● **Set exercise**:
In the entries below, count every line containing "responses". Reply with the number alone.

● **Exercise data**:

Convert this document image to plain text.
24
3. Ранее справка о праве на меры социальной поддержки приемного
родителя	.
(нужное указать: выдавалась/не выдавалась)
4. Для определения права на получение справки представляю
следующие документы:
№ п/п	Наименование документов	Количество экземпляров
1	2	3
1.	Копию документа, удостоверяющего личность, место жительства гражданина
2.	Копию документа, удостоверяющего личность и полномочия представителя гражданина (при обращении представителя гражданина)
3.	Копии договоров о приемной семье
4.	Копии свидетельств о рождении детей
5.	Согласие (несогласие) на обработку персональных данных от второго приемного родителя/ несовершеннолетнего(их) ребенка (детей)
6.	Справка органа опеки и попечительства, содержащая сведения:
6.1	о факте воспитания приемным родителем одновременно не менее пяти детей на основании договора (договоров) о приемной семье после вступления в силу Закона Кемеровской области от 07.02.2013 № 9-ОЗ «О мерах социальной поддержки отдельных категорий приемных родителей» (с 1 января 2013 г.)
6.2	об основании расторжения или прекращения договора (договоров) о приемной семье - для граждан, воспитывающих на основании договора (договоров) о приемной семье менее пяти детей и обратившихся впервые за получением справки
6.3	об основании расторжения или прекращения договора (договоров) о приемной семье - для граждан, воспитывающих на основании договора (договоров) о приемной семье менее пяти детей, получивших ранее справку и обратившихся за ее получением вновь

* * *

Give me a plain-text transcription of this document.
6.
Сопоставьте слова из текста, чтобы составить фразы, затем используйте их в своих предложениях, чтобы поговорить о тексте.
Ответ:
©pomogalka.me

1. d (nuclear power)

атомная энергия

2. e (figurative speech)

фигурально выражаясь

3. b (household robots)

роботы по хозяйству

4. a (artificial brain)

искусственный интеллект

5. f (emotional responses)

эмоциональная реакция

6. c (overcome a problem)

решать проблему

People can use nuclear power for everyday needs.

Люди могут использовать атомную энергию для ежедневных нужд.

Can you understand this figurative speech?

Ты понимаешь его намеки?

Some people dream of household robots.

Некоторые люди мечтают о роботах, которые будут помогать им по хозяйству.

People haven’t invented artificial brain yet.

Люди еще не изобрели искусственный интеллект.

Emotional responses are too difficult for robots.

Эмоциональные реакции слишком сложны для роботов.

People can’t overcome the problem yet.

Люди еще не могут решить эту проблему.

* * *

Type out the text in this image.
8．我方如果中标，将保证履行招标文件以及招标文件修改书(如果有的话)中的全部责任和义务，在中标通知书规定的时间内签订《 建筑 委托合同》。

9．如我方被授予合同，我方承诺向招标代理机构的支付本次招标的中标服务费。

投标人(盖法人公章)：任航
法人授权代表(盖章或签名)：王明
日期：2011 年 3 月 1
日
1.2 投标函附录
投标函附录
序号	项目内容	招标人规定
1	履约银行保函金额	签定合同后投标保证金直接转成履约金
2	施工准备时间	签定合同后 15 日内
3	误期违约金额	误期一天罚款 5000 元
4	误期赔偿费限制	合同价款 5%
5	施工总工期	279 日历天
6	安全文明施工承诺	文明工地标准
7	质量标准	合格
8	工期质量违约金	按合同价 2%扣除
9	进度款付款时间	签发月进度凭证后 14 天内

● **Reply**:
2